WHAT TO DO
Give back all the data exactly, line by line.

RECORDED DATA

%%

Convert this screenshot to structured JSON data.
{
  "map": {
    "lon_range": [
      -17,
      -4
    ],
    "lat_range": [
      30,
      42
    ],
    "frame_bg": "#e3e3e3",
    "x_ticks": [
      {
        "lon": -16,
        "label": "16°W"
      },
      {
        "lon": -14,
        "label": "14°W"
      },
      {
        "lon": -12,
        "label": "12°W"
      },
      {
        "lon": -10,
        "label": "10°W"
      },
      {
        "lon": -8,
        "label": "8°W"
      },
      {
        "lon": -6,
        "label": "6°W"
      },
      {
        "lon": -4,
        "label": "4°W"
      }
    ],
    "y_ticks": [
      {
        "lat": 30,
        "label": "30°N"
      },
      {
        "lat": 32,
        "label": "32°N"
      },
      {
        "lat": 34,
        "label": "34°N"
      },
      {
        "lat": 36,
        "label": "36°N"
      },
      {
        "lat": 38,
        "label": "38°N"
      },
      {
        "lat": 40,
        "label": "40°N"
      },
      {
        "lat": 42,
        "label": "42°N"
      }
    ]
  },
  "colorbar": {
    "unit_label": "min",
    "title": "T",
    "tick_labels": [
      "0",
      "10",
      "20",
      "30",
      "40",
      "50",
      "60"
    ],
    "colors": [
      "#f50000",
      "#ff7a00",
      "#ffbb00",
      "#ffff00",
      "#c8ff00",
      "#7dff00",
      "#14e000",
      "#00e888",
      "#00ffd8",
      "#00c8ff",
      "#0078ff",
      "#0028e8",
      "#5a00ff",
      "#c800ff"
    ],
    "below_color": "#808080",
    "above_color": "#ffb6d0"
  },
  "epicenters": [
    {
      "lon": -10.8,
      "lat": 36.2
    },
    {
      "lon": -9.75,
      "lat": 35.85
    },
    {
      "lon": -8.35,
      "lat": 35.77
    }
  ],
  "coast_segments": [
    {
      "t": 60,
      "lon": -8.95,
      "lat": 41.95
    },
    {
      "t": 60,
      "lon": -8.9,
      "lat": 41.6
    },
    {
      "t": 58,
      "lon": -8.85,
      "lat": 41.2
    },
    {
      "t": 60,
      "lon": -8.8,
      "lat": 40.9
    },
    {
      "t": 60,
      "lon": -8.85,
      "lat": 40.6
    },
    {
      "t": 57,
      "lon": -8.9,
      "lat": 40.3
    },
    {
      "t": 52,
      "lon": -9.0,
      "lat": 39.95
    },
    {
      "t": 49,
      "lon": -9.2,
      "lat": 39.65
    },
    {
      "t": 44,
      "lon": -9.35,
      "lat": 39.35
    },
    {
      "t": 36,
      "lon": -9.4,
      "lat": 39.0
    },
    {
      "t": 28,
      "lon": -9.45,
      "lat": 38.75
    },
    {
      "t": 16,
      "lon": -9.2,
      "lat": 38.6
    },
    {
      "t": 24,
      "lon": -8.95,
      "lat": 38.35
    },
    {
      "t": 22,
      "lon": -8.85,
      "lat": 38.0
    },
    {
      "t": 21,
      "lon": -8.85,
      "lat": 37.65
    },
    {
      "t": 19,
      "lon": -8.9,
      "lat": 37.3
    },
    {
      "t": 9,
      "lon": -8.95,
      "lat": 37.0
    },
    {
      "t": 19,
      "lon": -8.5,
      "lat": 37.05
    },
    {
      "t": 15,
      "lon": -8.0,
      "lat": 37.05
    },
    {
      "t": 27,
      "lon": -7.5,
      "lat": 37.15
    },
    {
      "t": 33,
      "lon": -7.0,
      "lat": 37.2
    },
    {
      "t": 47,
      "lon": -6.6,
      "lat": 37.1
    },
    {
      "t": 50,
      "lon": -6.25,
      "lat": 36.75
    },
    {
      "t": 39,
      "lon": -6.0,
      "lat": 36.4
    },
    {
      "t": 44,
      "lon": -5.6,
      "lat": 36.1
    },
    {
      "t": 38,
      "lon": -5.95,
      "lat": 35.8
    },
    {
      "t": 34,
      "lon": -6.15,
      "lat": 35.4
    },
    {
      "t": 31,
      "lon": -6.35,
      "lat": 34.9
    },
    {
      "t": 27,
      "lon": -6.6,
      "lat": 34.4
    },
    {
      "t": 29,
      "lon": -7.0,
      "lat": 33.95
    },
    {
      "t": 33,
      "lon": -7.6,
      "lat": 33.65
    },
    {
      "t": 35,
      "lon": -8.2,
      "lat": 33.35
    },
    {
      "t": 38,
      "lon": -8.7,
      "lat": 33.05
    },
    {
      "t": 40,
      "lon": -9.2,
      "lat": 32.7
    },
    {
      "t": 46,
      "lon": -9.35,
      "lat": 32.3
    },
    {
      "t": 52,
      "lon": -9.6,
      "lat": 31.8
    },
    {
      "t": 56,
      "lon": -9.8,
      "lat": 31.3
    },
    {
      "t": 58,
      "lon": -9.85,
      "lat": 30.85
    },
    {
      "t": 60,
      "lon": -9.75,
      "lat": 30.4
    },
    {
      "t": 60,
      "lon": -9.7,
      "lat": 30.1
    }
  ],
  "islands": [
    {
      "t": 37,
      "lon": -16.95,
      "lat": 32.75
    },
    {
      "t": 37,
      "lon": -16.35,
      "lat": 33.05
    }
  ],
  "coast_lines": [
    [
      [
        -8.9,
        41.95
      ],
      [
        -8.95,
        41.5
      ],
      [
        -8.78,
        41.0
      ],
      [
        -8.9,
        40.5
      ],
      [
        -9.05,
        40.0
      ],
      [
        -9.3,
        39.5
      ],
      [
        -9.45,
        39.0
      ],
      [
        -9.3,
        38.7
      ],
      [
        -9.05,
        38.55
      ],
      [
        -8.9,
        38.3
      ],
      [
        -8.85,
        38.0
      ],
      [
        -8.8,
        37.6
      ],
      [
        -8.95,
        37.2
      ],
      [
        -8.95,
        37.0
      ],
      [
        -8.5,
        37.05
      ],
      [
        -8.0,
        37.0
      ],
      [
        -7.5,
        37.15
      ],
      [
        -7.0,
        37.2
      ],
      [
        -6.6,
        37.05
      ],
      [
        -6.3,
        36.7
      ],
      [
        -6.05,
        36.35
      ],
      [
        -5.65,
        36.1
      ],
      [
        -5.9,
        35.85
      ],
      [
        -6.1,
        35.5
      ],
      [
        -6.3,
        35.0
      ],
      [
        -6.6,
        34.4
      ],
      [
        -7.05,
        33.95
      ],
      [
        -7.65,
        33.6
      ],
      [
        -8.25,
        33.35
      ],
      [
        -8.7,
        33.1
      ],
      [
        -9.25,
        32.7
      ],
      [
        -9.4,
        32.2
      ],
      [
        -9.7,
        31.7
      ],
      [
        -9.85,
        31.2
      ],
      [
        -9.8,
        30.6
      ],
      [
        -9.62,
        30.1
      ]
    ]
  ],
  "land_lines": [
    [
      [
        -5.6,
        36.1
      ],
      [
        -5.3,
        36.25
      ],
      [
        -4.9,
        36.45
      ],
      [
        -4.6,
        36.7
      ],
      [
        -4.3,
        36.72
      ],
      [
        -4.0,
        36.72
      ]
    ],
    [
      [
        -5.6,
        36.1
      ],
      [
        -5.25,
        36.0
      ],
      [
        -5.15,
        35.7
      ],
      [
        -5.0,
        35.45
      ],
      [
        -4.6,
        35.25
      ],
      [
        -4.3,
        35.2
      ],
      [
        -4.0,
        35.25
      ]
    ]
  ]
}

%%

EXPECTED ANSWER
Convert this screenshot to structured JSON data.
{
  "map": {
    "lon_range": [
      -17,
      -4
    ],
    "lat_range": [
      30,
      42
    ],
    "frame_bg": "#e3e3e3",
    "x_ticks": [
      {
        "lon": -16,
        "label": "16°W"
      },
      {
        "lon": -14,
        "label": "14°W"
      },
      {
        "lon": -12,
        "label": "12°W"
      },
      {
        "lon": -10,
        "label": "10°W"
      },
      {
        "lon": -8,
        "label": "8°W"
      },
      {
        "lon": -6,
        "label": "6°W"
      },
      {
        "lon": -4,
        "label": "4°W"
      }
    ],
    "y_ticks": [
      {
        "lat": 30,
        "label": "30°N"
      },
      {
        "lat": 32,
        "label": "32°N"
      },
      {
        "lat": 34,
        "label": "34°N"
      },
      {
        "lat": 36,
        "label": "36°N"
      },
      {
        "lat": 38,
        "label": "38°N"
      },
      {
        "lat": 40,
        "label": "40°N"
      },
      {
        "lat": 42,
        "label": "42°N"
      }
    ]
  },
  "colorbar": {
    "unit_label": "min",
    "title": "T",
    "tick_labels": [
      "0",
      "10",
      "20",
      "30",
      "40",
      "50",
      "60"
    ],
    "colors": [
      "#f50000",
      "#ff7a00",
      "#ffbb00",
      "#ffff00",
      "#c8ff00",
      "#7dff00",
      "#14e000",
      "#00e888",
      "#00ffd8",
      "#00c8ff",
      "#0078ff",
      "#0028e8",
      "#5a00ff",
      "#c800ff"
    ],
    "below_color": "#808080",
    "above_color": "#ffb6d0"
  },
  "epicenters": [
    {
      "lon": -10.8,
      "lat": 36.2
    },
    {
      "lon": -9.75,
      "lat": 35.85
    },
    {
      "lon": -8.35,
      "lat": 35.77
    }
  ],
  "coast_segments": [
    {
      "t": 60,
      "lon": -8.95,
      "lat": 41.95
    },
    {
      "t": 60,
      "lon": -8.9,
      "lat": 41.6
    },
    {
      "t": 58,
      "lon": -8.85,
      "lat": 41.2
    },
    {
      "t": 60,
      "lon": -8.8,
      "lat": 40.9
    },
    {
      "t": 60,
      "lon": -8.85,
      "lat": 40.6
    },
    {
      "t": 57,
      "lon": -8.9,
      "lat": 40.3
    },
    {
      "t": 52,
      "lon": -9.0,
      "lat": 39.95
    },
    {
      "t": 49,
      "lon": -9.2,
      "lat": 39.65
    },
    {
      "t": 44,
      "lon": -9.35,
      "lat": 39.35
    },
    {
      "t": 36,
      "lon": -9.4,
      "lat": 39.0
    },
    {
      "t": 28,
      "lon": -9.45,
      "lat": 38.75
    },
    {
      "t": 16,
      "lon": -9.2,
      "lat": 38.6
    },
    {
      "t": 24,
      "lon": -8.95,
      "lat": 38.35
    },
    {
      "t": 22,
      "lon": -8.85,
      "lat": 38.0
    },
    {
      "t": 21,
      "lon": -8.85,
      "lat": 37.65
    },
    {
      "t": 19,
      "lon": -8.9,
      "lat": 37.3
    },
    {
      "t": 9,
      "lon": -8.95,
      "lat": 37.0
    },
    {
      "t": 19,
      "lon": -8.5,
      "lat": 37.05
    },
    {
      "t": 15,
      "lon": -8.0,
      "lat": 37.05
    },
    {
      "t": 27,
      "lon": -7.5,
      "lat": 37.15
    },
    {
      "t": 33,
      "lon": -7.0,
      "lat": 37.2
    },
    {
      "t": 47,
      "lon": -6.6,
      "lat": 37.1
    },
    {
      "t": 50,
      "lon": -6.25,
      "lat": 36.75
    },
    {
      "t": 39,
      "lon": -6.0,
      "lat": 36.4
    },
    {
      "t": 44,
      "lon": -5.6,
      "lat": 36.1
    },
    {
      "t": 38,
      "lon": -5.95,
      "lat": 35.8
    },
    {
      "t": 34,
      "lon": -6.15,
      "lat": 35.4
    },
    {
      "t": 31,
      "lon": -6.35,
      "lat": 34.9
    },
    {
      "t": 27,
      "lon": -6.6,
      "lat": 34.4
    },
    {
      "t": 29,
      "lon": -7.0,
      "lat": 33.95
    },
    {
      "t": 33,
      "lon": -7.6,
      "lat": 33.65
    },
    {
      "t": 35,
      "lon": -8.2,
      "lat": 33.35
    },
    {
      "t": 38,
      "lon": -8.7,
      "lat": 33.05
    },
    {
      "t": 40,
      "lon": -9.2,
      "lat": 32.7
    },
    {
      "t": 46,
      "lon": -9.35,
      "lat": 32.3
    },
    {
      "t": 52,
      "lon": -9.6,
      "lat": 31.8
    },
    {
      "t": 56,
      "lon": -9.8,
      "lat": 31.3
    },
    {
      "t": 58,
      "lon": -9.85,
      "lat": 30.85
    },
    {
      "t": 60,
      "lon": -9.75,
      "lat": 30.4
    },
    {
      "t": 60,
      "lon": -9.7,
      "lat": 30.1
    }
  ],
  "islands": [
    {
      "t": 37,
      "lon": -16.95,
      "lat": 32.75
    },
    {
      "t": 37,
      "lon": -16.35,
      "lat": 33.05
    }
  ],
  "coast_lines": [
    [
      [
        -8.9,
        41.95
      ],
      [
        -8.95,
        41.5
      ],
      [
        -8.78,
        41.0
      ],
      [
        -8.9,
        40.5
      ],
      [
        -9.05,
        40.0
      ],
      [
        -9.3,
        39.5
      ],
      [
        -9.45,
        39.0
      ],
      [
        -9.3,
        38.7
      ],
      [
        -9.05,
        38.55
      ],
      [
        -8.9,
        38.3
      ],
      [
        -8.85,
        38.0
      ],
      [
        -8.8,
        37.6
      ],
      [
        -8.95,
        37.2
      ],
      [
        -8.95,
        37.0
      ],
      [
        -8.5,
        37.05
      ],
      [
        -8.0,
        37.0
      ],
      [
        -7.5,
        37.15
      ],
      [
        -7.0,
        37.2
      ],
      [
        -6.6,
        37.05
      ],
      [
        -6.3,
        36.7
      ],
      [
        -6.05,
        36.35
      ],
      [
        -5.65,
        36.1
      ],
      [
        -5.9,
        35.85
      ],
      [
        -6.1,
        35.5
      ],
      [
        -6.3,
        35.0
      ],
      [
        -6.6,
        34.4
      ],
      [
        -7.05,
        33.95
      ],
      [
        -7.65,
        33.6
      ],
      [
        -8.25,
        33.35
      ],
      [
        -8.7,
        33.1
      ],
      [
        -9.25,
        32.7
      ],
      [
        -9.4,
        32.2
      ],
      [
        -9.7,
        31.7
      ],
      [
        -9.85,
        31.2
      ],
      [
        -9.8,
        30.6
      ],
      [
        -9.62,
        30.1
      ]
    ]
  ],
  "land_lines": [
    [
      [
        -5.6,
        36.1
      ],
      [
        -5.3,
        36.25
      ],
      [
        -4.9,
        36.45
      ],
      [
        -4.6,
        36.7
      ],
      [
        -4.3,
        36.72
      ],
      [
        -4.0,
        36.72
      ]
    ],
    [
      [
        -5.6,
        36.1
      ],
      [
        -5.25,
        36.0
      ],
      [
        -5.15,
        35.7
      ],
      [
        -5.0,
        35.45
      ],
      [
        -4.6,
        35.25
      ],
      [
        -4.3,
        35.2
      ],
      [
        -4.0,
        35.25
      ]
    ]
  ]
}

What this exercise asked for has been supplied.